> Stated exercise
Pictures stay out of your copy, but everything else in the records below must be repeated exactly.

> Task material
------

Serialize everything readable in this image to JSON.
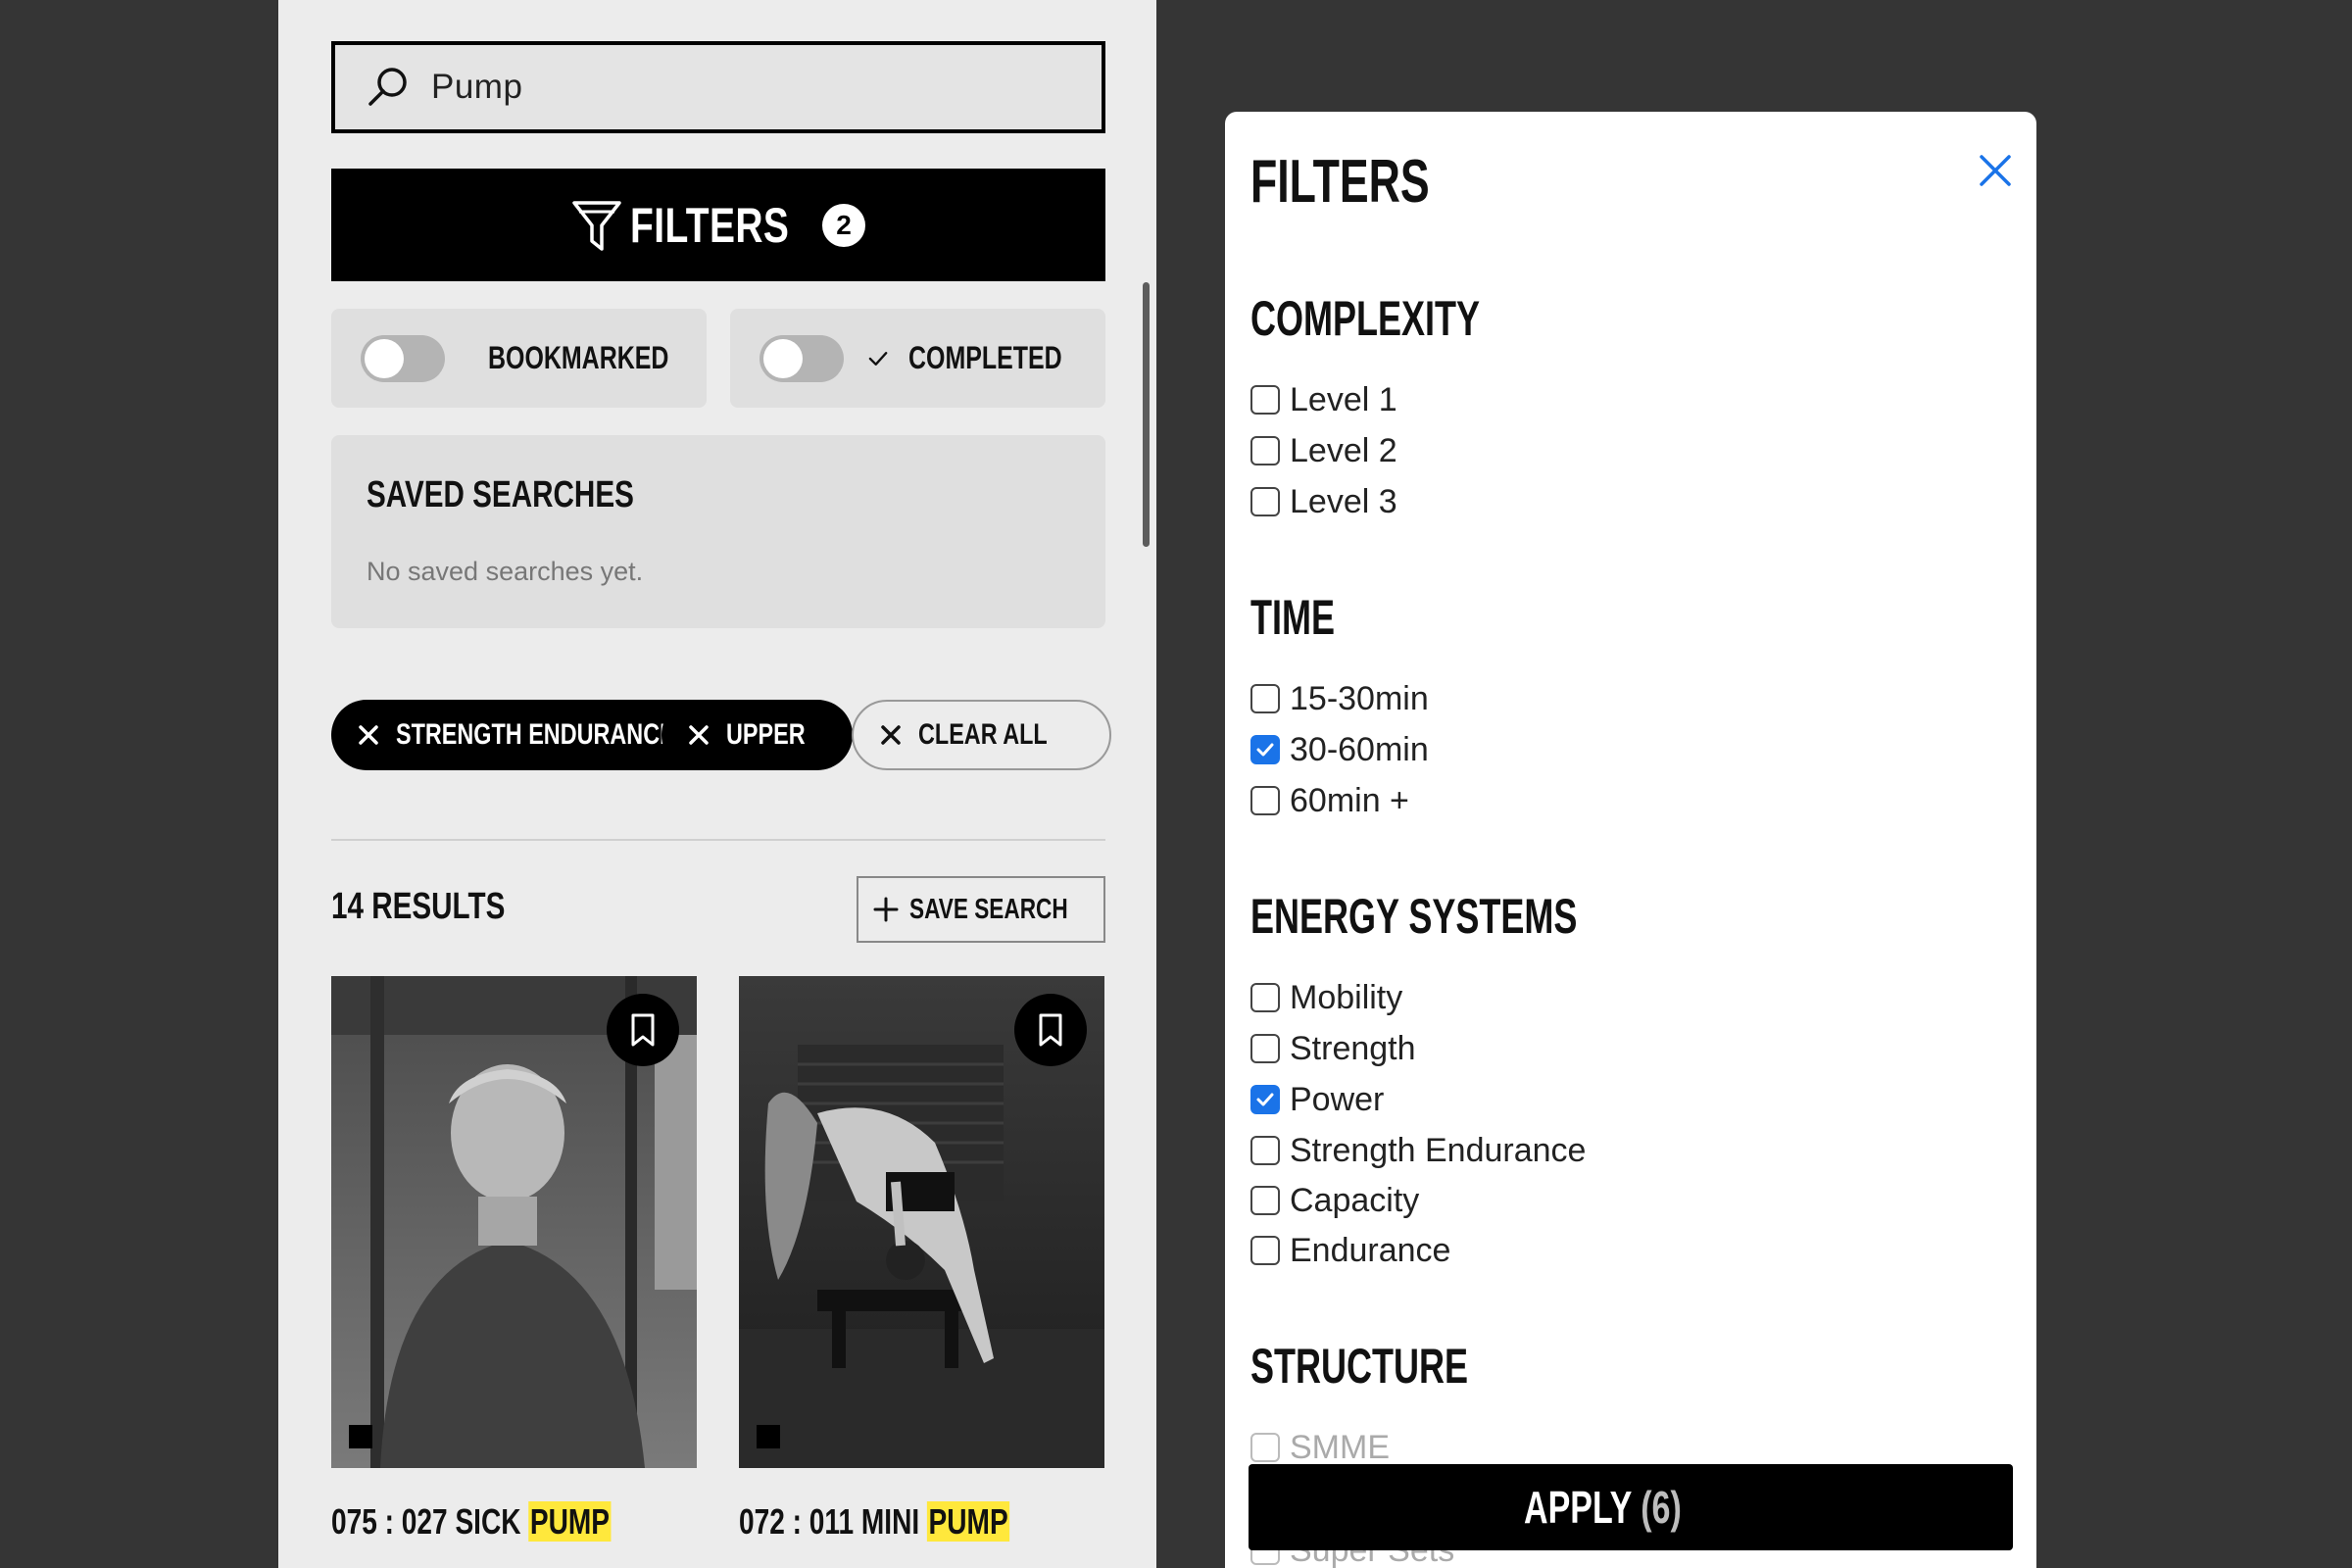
{
  "search": {
    "value": "Pump",
    "icon": "search-icon"
  },
  "filters_button": {
    "label": "FILTERS",
    "count": "2",
    "icon": "funnel-icon"
  },
  "toggles": [
    {
      "label": "BOOKMARKED",
      "icon": "bookmark-icon",
      "on": false
    },
    {
      "label": "COMPLETED",
      "icon": "checkmark-icon",
      "on": false
    }
  ],
  "saved_searches": {
    "title": "SAVED SEARCHES",
    "empty_text": "No saved searches yet."
  },
  "active_filters": [
    {
      "label": "STRENGTH ENDURANCE",
      "icon": "close-icon"
    },
    {
      "label": "UPPER",
      "icon": "close-icon"
    }
  ],
  "clear_all": {
    "label": "CLEAR ALL",
    "icon": "close-icon"
  },
  "results": {
    "count_label": "14 RESULTS",
    "save_search_label": "SAVE SEARCH"
  },
  "cards": [
    {
      "title_prefix": "075 : 027 SICK ",
      "title_highlight": "PUMP",
      "image": "man-in-gym-photo",
      "bookmark_icon": "bookmark-icon"
    },
    {
      "title_prefix": "072 : 011 MINI ",
      "title_highlight": "PUMP",
      "image": "woman-kettlebell-row-photo",
      "bookmark_icon": "bookmark-icon"
    }
  ],
  "modal": {
    "title": "FILTERS",
    "close_icon": "close-icon",
    "sections": {
      "complexity": {
        "title": "COMPLEXITY",
        "options": [
          {
            "label": "Level 1",
            "checked": false
          },
          {
            "label": "Level 2",
            "checked": false
          },
          {
            "label": "Level 3",
            "checked": false
          }
        ]
      },
      "time": {
        "title": "TIME",
        "options": [
          {
            "label": "15-30min",
            "checked": false
          },
          {
            "label": "30-60min",
            "checked": true
          },
          {
            "label": "60min +",
            "checked": false
          }
        ]
      },
      "energy_systems": {
        "title": "ENERGY SYSTEMS",
        "options": [
          {
            "label": "Mobility",
            "checked": false
          },
          {
            "label": "Strength",
            "checked": false
          },
          {
            "label": "Power",
            "checked": true
          },
          {
            "label": "Strength Endurance",
            "checked": false
          },
          {
            "label": "Capacity",
            "checked": false
          },
          {
            "label": "Endurance",
            "checked": false
          }
        ]
      },
      "structure": {
        "title": "STRUCTURE",
        "options": [
          {
            "label": "SMME",
            "checked": false
          },
          {
            "label": "Super Sets",
            "checked": false
          }
        ]
      }
    },
    "apply": {
      "label": "APPLY",
      "count": "(6)"
    }
  },
  "colors": {
    "backdrop": "#353535",
    "panel": "#ececec",
    "accent_blue": "#1a73e8",
    "highlight_yellow": "#ffe83c",
    "black": "#000000"
  }
}
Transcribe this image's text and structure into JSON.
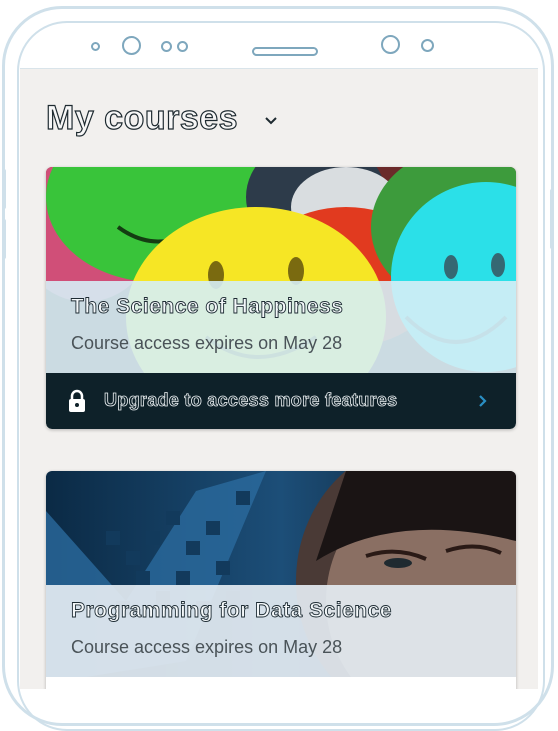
{
  "header": {
    "title": "My courses",
    "dropdown_icon": "chevron-down-icon"
  },
  "courses": [
    {
      "title": "The Science of Happiness",
      "expiry": "Course access expires on May 28",
      "image": "smiley-balls-image",
      "upgrade_label": "Upgrade to access more features",
      "lock_icon": "lock-icon",
      "arrow_icon": "chevron-right-icon"
    },
    {
      "title": "Programming for Data Science",
      "expiry": "Course access expires on May 28",
      "image": "woman-with-data-pixels-image"
    }
  ],
  "colors": {
    "screen_background": "#f2f0ee",
    "upgrade_bar": "#0e2129",
    "arrow": "#2a8fc4",
    "phone_outline": "#cfe0ea"
  }
}
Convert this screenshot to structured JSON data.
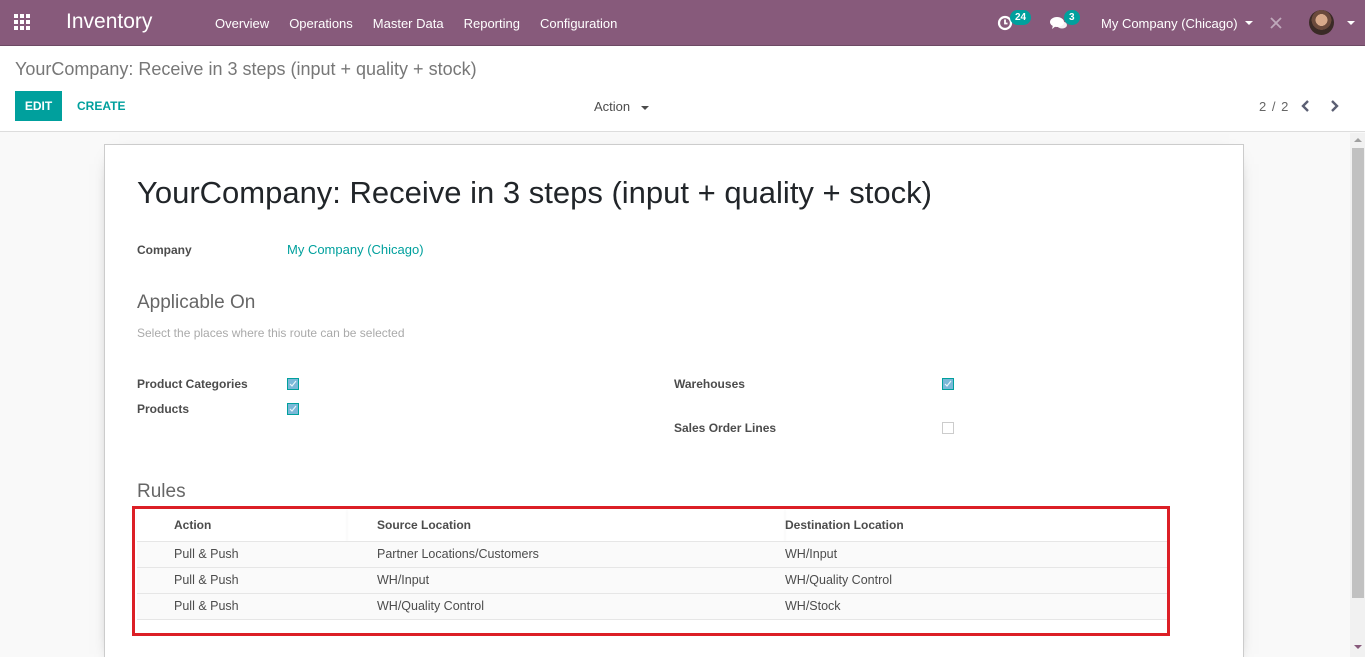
{
  "navbar": {
    "app_title": "Inventory",
    "menu": [
      "Overview",
      "Operations",
      "Master Data",
      "Reporting",
      "Configuration"
    ],
    "activity_count": "24",
    "messages_count": "3",
    "company": "My Company (Chicago)",
    "colors": {
      "brand": "#875a7b",
      "badge": "#00a09d"
    }
  },
  "control_panel": {
    "breadcrumb": "YourCompany: Receive in 3 steps (input + quality + stock)",
    "edit_label": "EDIT",
    "create_label": "CREATE",
    "action_label": "Action",
    "pager": "2 / 2"
  },
  "form": {
    "title": "YourCompany: Receive in 3 steps (input + quality + stock)",
    "company_label": "Company",
    "company_value": "My Company (Chicago)",
    "applicable_on": {
      "title": "Applicable On",
      "help": "Select the places where this route can be selected",
      "fields": [
        {
          "label": "Product Categories",
          "checked": true
        },
        {
          "label": "Products",
          "checked": true
        },
        {
          "label": "Warehouses",
          "checked": true
        },
        {
          "label": "Sales Order Lines",
          "checked": false
        }
      ]
    },
    "rules": {
      "title": "Rules",
      "columns": [
        "Action",
        "Source Location",
        "Destination Location"
      ],
      "rows": [
        [
          "Pull & Push",
          "Partner Locations/Customers",
          "WH/Input"
        ],
        [
          "Pull & Push",
          "WH/Input",
          "WH/Quality Control"
        ],
        [
          "Pull & Push",
          "WH/Quality Control",
          "WH/Stock"
        ]
      ],
      "highlight_color": "#dc1f26"
    }
  }
}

------

> Exercise output
Serialize everything readable in this image to JSON.
{
  "search": {
    "value": "Pump",
    "icon": "search-icon"
  },
  "filters_button": {
    "label": "FILTERS",
    "count": "2",
    "icon": "funnel-icon"
  },
  "toggles": [
    {
      "label": "BOOKMARKED",
      "icon": "bookmark-icon",
      "on": false
    },
    {
      "label": "COMPLETED",
      "icon": "checkmark-icon",
      "on": false
    }
  ],
  "saved_searches": {
    "title": "SAVED SEARCHES",
    "empty_text": "No saved searches yet."
  },
  "active_filters": [
    {
      "label": "STRENGTH ENDURANCE",
      "icon": "close-icon"
    },
    {
      "label": "UPPER",
      "icon": "close-icon"
    }
  ],
  "clear_all": {
    "label": "CLEAR ALL",
    "icon": "close-icon"
  },
  "results": {
    "count_label": "14 RESULTS",
    "save_search_label": "SAVE SEARCH"
  },
  "cards": [
    {
      "title_prefix": "075 : 027 SICK ",
      "title_highlight": "PUMP",
      "image": "man-in-gym-photo",
      "bookmark_icon": "bookmark-icon"
    },
    {
      "title_prefix": "072 : 011 MINI ",
      "title_highlight": "PUMP",
      "image": "woman-kettlebell-row-photo",
      "bookmark_icon": "bookmark-icon"
    }
  ],
  "modal": {
    "title": "FILTERS",
    "close_icon": "close-icon",
    "sections": {
      "complexity": {
        "title": "COMPLEXITY",
        "options": [
          {
            "label": "Level 1",
            "checked": false
          },
          {
            "label": "Level 2",
            "checked": false
          },
          {
            "label": "Level 3",
            "checked": false
          }
        ]
      },
      "time": {
        "title": "TIME",
        "options": [
          {
            "label": "15-30min",
            "checked": false
          },
          {
            "label": "30-60min",
            "checked": true
          },
          {
            "label": "60min +",
            "checked": false
          }
        ]
      },
      "energy_systems": {
        "title": "ENERGY SYSTEMS",
        "options": [
          {
            "label": "Mobility",
            "checked": false
          },
          {
            "label": "Strength",
            "checked": false
          },
          {
            "label": "Power",
            "checked": true
          },
          {
            "label": "Strength Endurance",
            "checked": false
          },
          {
            "label": "Capacity",
            "checked": false
          },
          {
            "label": "Endurance",
            "checked": false
          }
        ]
      },
      "structure": {
        "title": "STRUCTURE",
        "options": [
          {
            "label": "SMME",
            "checked": false
          },
          {
            "label": "Super Sets",
            "checked": false
          }
        ]
      }
    },
    "apply": {
      "label": "APPLY",
      "count": "(6)"
    }
  },
  "colors": {
    "backdrop": "#353535",
    "panel": "#ececec",
    "accent_blue": "#1a73e8",
    "highlight_yellow": "#ffe83c",
    "black": "#000000"
  }
}
Transcribe this image's text and structure into JSON.
{
  "header": {
    "title": "My courses",
    "dropdown_icon": "chevron-down-icon"
  },
  "courses": [
    {
      "title": "The Science of Happiness",
      "expiry": "Course access expires on May 28",
      "image": "smiley-balls-image",
      "upgrade_label": "Upgrade to access more features",
      "lock_icon": "lock-icon",
      "arrow_icon": "chevron-right-icon"
    },
    {
      "title": "Programming for Data Science",
      "expiry": "Course access expires on May 28",
      "image": "woman-with-data-pixels-image"
    }
  ],
  "colors": {
    "screen_background": "#f2f0ee",
    "upgrade_bar": "#0e2129",
    "arrow": "#2a8fc4",
    "phone_outline": "#cfe0ea"
  }
}
Convert this screenshot to structured JSON data.
{
  "navbar": {
    "app_title": "Inventory",
    "menu": [
      "Overview",
      "Operations",
      "Master Data",
      "Reporting",
      "Configuration"
    ],
    "activity_count": "24",
    "messages_count": "3",
    "company": "My Company (Chicago)",
    "colors": {
      "brand": "#875a7b",
      "badge": "#00a09d"
    }
  },
  "control_panel": {
    "breadcrumb": "YourCompany: Receive in 3 steps (input + quality + stock)",
    "edit_label": "EDIT",
    "create_label": "CREATE",
    "action_label": "Action",
    "pager": "2 / 2"
  },
  "form": {
    "title": "YourCompany: Receive in 3 steps (input + quality + stock)",
    "company_label": "Company",
    "company_value": "My Company (Chicago)",
    "applicable_on": {
      "title": "Applicable On",
      "help": "Select the places where this route can be selected",
      "fields": [
        {
          "label": "Product Categories",
          "checked": true
        },
        {
          "label": "Products",
          "checked": true
        },
        {
          "label": "Warehouses",
          "checked": true
        },
        {
          "label": "Sales Order Lines",
          "checked": false
        }
      ]
    },
    "rules": {
      "title": "Rules",
      "columns": [
        "Action",
        "Source Location",
        "Destination Location"
      ],
      "rows": [
        [
          "Pull & Push",
          "Partner Locations/Customers",
          "WH/Input"
        ],
        [
          "Pull & Push",
          "WH/Input",
          "WH/Quality Control"
        ],
        [
          "Pull & Push",
          "WH/Quality Control",
          "WH/Stock"
        ]
      ],
      "highlight_color": "#dc1f26"
    }
  }
}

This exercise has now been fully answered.